REQUIREMENTS »
Reproduce every line of the entries below with no changes at all.

GIVEN RECORDS »
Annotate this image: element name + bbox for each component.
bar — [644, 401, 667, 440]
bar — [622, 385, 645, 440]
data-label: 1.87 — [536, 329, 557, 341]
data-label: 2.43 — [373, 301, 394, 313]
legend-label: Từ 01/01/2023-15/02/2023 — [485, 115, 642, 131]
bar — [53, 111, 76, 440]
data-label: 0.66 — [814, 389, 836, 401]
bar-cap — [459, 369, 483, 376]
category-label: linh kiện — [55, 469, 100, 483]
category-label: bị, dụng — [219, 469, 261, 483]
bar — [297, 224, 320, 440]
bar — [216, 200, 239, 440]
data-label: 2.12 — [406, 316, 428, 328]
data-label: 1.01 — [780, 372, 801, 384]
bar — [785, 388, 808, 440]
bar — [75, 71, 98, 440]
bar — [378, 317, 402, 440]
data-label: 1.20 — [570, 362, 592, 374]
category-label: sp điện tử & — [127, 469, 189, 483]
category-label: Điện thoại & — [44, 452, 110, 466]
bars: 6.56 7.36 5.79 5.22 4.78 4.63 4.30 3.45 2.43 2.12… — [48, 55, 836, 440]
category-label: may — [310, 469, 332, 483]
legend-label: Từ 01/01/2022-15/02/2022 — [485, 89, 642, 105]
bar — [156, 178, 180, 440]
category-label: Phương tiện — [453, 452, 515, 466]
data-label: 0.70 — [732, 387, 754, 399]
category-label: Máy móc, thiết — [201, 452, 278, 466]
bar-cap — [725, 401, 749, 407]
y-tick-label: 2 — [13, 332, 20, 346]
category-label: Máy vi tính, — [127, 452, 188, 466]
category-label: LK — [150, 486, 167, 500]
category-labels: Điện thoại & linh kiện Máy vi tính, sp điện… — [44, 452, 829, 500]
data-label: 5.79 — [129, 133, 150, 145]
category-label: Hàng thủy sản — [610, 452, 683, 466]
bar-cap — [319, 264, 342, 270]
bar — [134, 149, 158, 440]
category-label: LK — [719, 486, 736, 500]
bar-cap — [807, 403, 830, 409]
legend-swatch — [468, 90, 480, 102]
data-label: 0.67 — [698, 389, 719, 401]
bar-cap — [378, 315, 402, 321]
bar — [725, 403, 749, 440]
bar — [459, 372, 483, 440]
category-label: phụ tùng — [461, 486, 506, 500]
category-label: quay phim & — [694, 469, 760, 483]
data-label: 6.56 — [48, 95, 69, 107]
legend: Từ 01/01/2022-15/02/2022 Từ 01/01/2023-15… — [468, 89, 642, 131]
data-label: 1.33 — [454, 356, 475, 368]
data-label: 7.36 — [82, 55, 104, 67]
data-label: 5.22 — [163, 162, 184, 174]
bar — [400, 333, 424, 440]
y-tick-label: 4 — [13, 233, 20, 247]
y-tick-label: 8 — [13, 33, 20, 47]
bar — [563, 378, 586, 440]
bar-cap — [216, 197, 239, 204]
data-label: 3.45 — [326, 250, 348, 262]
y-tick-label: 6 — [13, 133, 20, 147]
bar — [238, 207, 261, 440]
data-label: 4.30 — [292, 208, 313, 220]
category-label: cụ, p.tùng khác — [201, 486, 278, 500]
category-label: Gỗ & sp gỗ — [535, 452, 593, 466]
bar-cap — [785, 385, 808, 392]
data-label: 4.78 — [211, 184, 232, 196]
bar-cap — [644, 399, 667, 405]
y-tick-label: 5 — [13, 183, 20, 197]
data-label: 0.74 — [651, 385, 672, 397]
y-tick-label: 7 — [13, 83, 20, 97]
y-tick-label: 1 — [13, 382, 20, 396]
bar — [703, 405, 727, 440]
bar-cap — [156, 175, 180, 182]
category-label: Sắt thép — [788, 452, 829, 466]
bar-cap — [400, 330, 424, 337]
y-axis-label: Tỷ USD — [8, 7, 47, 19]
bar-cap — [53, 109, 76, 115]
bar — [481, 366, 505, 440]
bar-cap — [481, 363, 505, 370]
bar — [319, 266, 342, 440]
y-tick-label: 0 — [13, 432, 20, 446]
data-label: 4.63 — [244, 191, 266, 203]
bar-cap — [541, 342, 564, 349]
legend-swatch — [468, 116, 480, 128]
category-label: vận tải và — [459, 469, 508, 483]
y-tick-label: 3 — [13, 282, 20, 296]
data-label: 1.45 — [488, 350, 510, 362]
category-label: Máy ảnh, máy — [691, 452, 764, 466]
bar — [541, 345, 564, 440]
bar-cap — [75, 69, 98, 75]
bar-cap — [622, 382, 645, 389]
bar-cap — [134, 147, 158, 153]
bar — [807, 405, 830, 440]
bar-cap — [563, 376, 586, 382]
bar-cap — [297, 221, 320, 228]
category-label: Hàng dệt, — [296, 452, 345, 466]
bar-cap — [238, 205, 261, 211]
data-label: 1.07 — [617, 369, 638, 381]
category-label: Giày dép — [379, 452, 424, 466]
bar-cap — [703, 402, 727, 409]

COMPLETE RESPONSE »
Annotate this image: element name + bbox for each component.
bar — [644, 401, 667, 440]
bar — [622, 385, 645, 440]
data-label: 1.87 — [536, 329, 557, 341]
data-label: 2.43 — [373, 301, 394, 313]
legend-label: Từ 01/01/2023-15/02/2023 — [485, 115, 642, 131]
bar — [53, 111, 76, 440]
data-label: 0.66 — [814, 389, 836, 401]
bar-cap — [459, 369, 483, 376]
category-label: linh kiện — [55, 469, 100, 483]
category-label: bị, dụng — [219, 469, 261, 483]
bar — [297, 224, 320, 440]
bar — [216, 200, 239, 440]
data-label: 2.12 — [406, 316, 428, 328]
data-label: 1.01 — [780, 372, 801, 384]
bar — [785, 388, 808, 440]
bar — [75, 71, 98, 440]
bar — [378, 317, 402, 440]
data-label: 1.20 — [570, 362, 592, 374]
category-label: sp điện tử & — [127, 469, 189, 483]
category-label: Điện thoại & — [44, 452, 110, 466]
bars: 6.56 7.36 5.79 5.22 4.78 4.63 4.30 3.45 2.43 2.12… — [48, 55, 836, 440]
category-label: may — [310, 469, 332, 483]
legend-label: Từ 01/01/2022-15/02/2022 — [485, 89, 642, 105]
bar — [156, 178, 180, 440]
category-label: Phương tiện — [453, 452, 515, 466]
data-label: 0.70 — [732, 387, 754, 399]
category-label: Máy móc, thiết — [201, 452, 278, 466]
bar-cap — [725, 401, 749, 407]
y-tick-label: 2 — [13, 332, 20, 346]
category-label: Máy vi tính, — [127, 452, 188, 466]
category-label: LK — [150, 486, 167, 500]
category-labels: Điện thoại & linh kiện Máy vi tính, sp điện… — [44, 452, 829, 500]
data-label: 5.79 — [129, 133, 150, 145]
category-label: Hàng thủy sản — [610, 452, 683, 466]
bar-cap — [319, 264, 342, 270]
bar — [134, 149, 158, 440]
category-label: LK — [719, 486, 736, 500]
bar-cap — [807, 403, 830, 409]
legend-swatch — [468, 90, 480, 102]
data-label: 0.67 — [698, 389, 719, 401]
bar-cap — [378, 315, 402, 321]
bar — [725, 403, 749, 440]
bar — [459, 372, 483, 440]
category-label: phụ tùng — [461, 486, 506, 500]
category-label: quay phim & — [694, 469, 760, 483]
data-label: 6.56 — [48, 95, 69, 107]
legend: Từ 01/01/2022-15/02/2022 Từ 01/01/2023-15… — [468, 89, 642, 131]
data-label: 1.33 — [454, 356, 475, 368]
data-label: 7.36 — [82, 55, 104, 67]
data-label: 5.22 — [163, 162, 184, 174]
bar — [400, 333, 424, 440]
y-tick-label: 4 — [13, 233, 20, 247]
y-tick-label: 8 — [13, 33, 20, 47]
bar — [563, 378, 586, 440]
bar-cap — [216, 197, 239, 204]
data-label: 3.45 — [326, 250, 348, 262]
y-tick-label: 6 — [13, 133, 20, 147]
bar — [238, 207, 261, 440]
data-label: 4.30 — [292, 208, 313, 220]
category-label: cụ, p.tùng khác — [201, 486, 278, 500]
category-label: Gỗ & sp gỗ — [535, 452, 593, 466]
bar-cap — [785, 385, 808, 392]
data-label: 4.78 — [211, 184, 232, 196]
bar-cap — [644, 399, 667, 405]
y-tick-label: 5 — [13, 183, 20, 197]
data-label: 0.74 — [651, 385, 672, 397]
y-tick-label: 7 — [13, 83, 20, 97]
y-tick-label: 1 — [13, 382, 20, 396]
bar — [703, 405, 727, 440]
bar-cap — [156, 175, 180, 182]
category-label: Sắt thép — [788, 452, 829, 466]
bar-cap — [400, 330, 424, 337]
y-axis-label: Tỷ USD — [8, 7, 47, 19]
bar-cap — [53, 109, 76, 115]
bar — [481, 366, 505, 440]
bar-cap — [481, 363, 505, 370]
bar — [319, 266, 342, 440]
y-tick-label: 0 — [13, 432, 20, 446]
data-label: 4.63 — [244, 191, 266, 203]
bar-cap — [541, 342, 564, 349]
legend-swatch — [468, 116, 480, 128]
category-label: vận tải và — [459, 469, 508, 483]
y-tick-label: 3 — [13, 282, 20, 296]
data-label: 1.45 — [488, 350, 510, 362]
category-label: Máy ảnh, máy — [691, 452, 764, 466]
bar — [541, 345, 564, 440]
bar-cap — [75, 69, 98, 75]
bar-cap — [622, 382, 645, 389]
bar-cap — [134, 147, 158, 153]
bar — [807, 405, 830, 440]
bar-cap — [563, 376, 586, 382]
bar-cap — [297, 221, 320, 228]
category-label: Hàng dệt, — [296, 452, 345, 466]
bar-cap — [238, 205, 261, 211]
data-label: 1.07 — [617, 369, 638, 381]
category-label: Giày dép — [379, 452, 424, 466]
bar-cap — [703, 402, 727, 409]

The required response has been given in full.